Page pictures and their text:
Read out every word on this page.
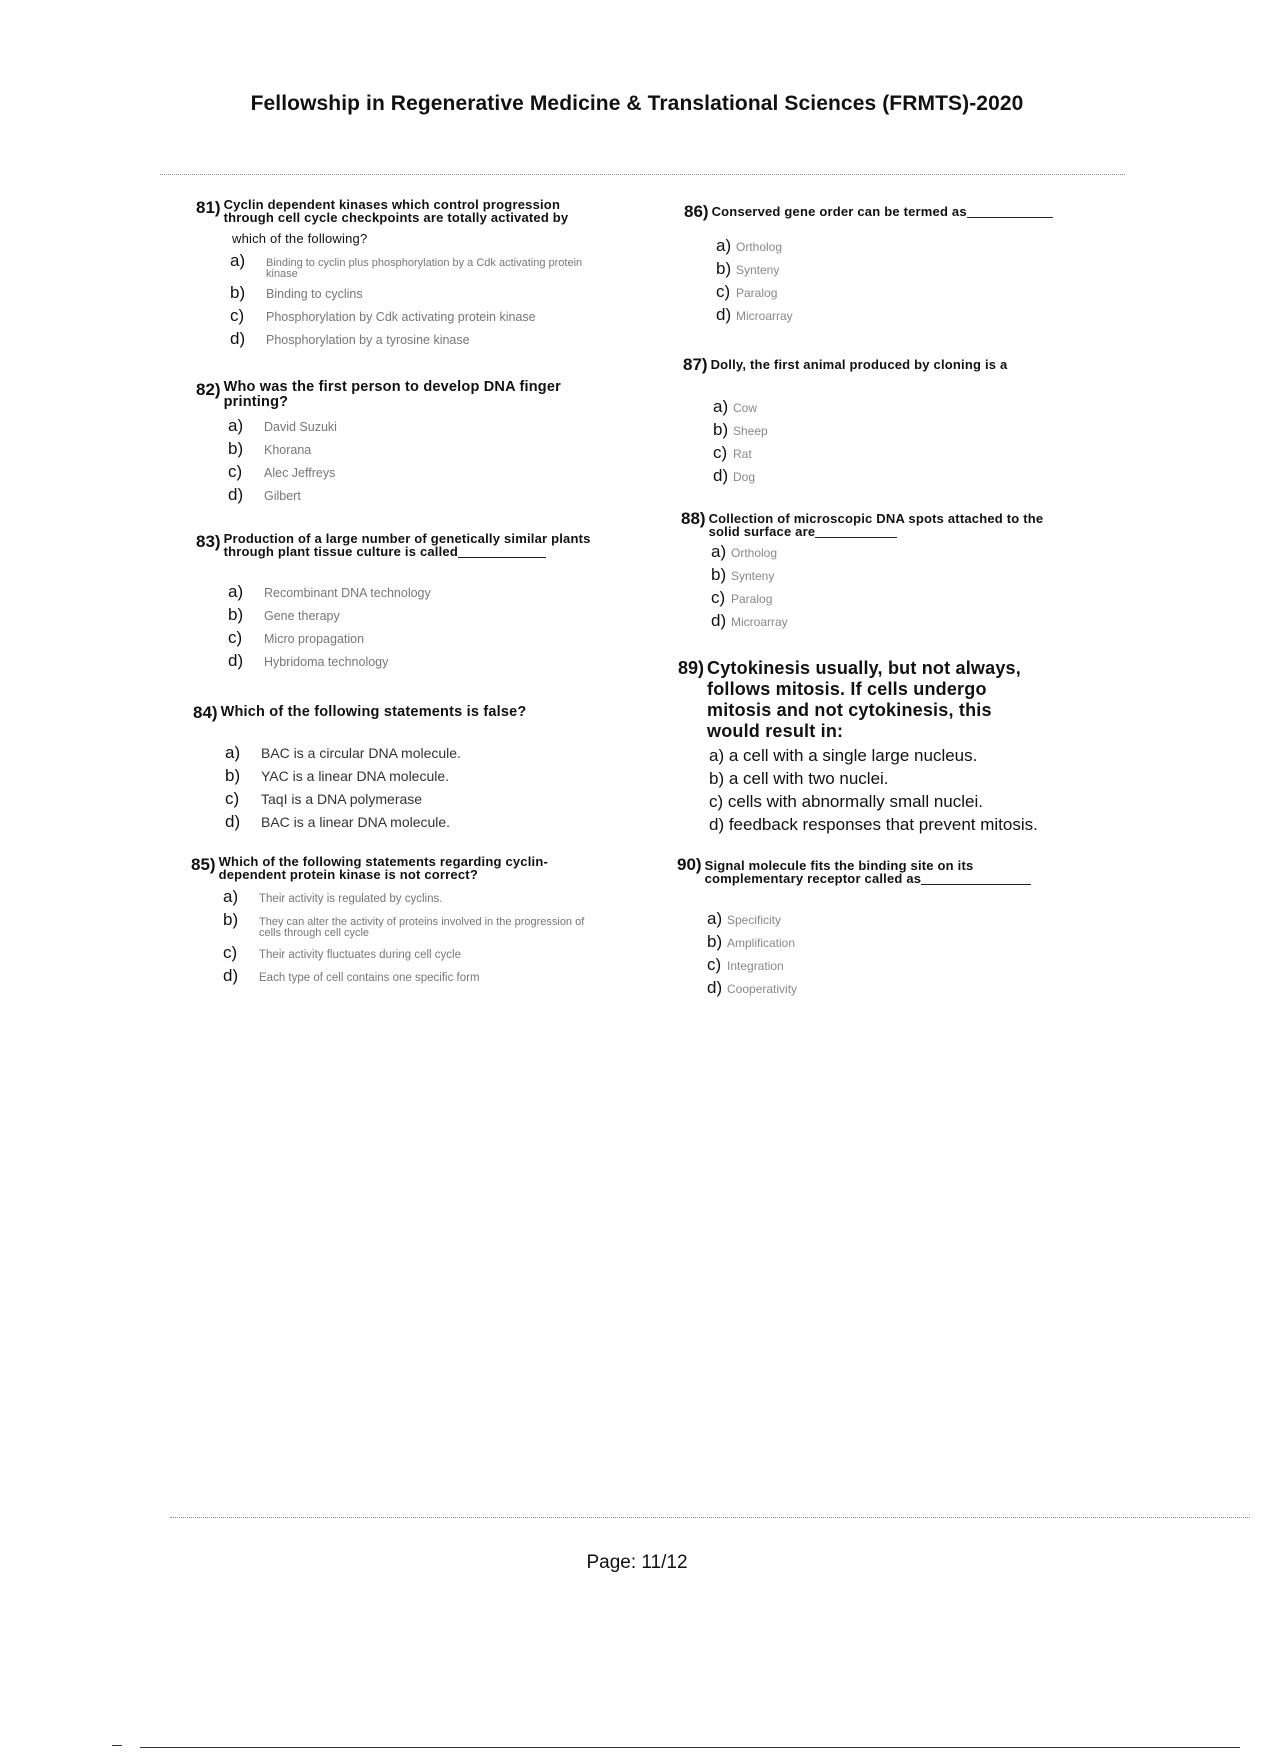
Fellowship in Regenerative Medicine & Translational Sciences (FRMTS)-2020
81) Cyclin dependent kinases which control progression
through cell cycle checkpoints are totally activated by
which of the following?
a)	Binding to cyclin plus phosphorylation by a Cdk activating protein kinase
b)	Binding to cyclins
c)	Phosphorylation by Cdk activating protein kinase
d)	Phosphorylation by a tyrosine kinase
82) Who was the first person to develop DNA finger
printing?
a)	David Suzuki
b)	Khorana
c)	Alec Jeffreys
d)	Gilbert
83) Production of a large number of genetically similar plants
through plant tissue culture is called
a)	Recombinant DNA technology
b)	Gene therapy
c)	Micro propagation
d)	Hybridoma technology
84) Which of the following statements is false?
a)	BAC is a circular DNA molecule.
b)	YAC is a linear DNA molecule.
c)	TaqI is a DNA polymerase
d)	BAC is a linear DNA molecule.
85) Which of the following statements regarding cyclin-
dependent protein kinase is not correct?
a)	Their activity is regulated by cyclins.
b)	They can alter the activity of proteins involved in the progression of cells through cell cycle
c)	Their activity fluctuates during cell cycle
d)	Each type of cell contains one specific form
86) Conserved gene order can be termed as
a) Ortholog
b) Synteny
c) Paralog
d) Microarray
87) Dolly, the first animal produced by cloning is a
a) Cow
b) Sheep
c) Rat
d) Dog
88) Collection of microscopic DNA spots attached to the
solid surface are
a) Ortholog
b) Synteny
c) Paralog
d) Microarray
89) Cytokinesis usually, but not always,
follows mitosis. If cells undergo
mitosis and not cytokinesis, this
would result in:
a) a cell with a single large nucleus.
b) a cell with two nuclei.
c) cells with abnormally small nuclei.
d) feedback responses that prevent mitosis.
90) Signal molecule fits the binding site on its
complementary receptor called as
a) Specificity
b) Amplification
c) Integration
d) Cooperativity
Page: 11/12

__What you will do__
Go through the records and report each line that contains "activity".

__Final answer__
a)	Their activity is regulated by cyclins.
b)	They can alter the activity of proteins involved in the progression of cells through cell cycle
c)	Their activity fluctuates during cell cycle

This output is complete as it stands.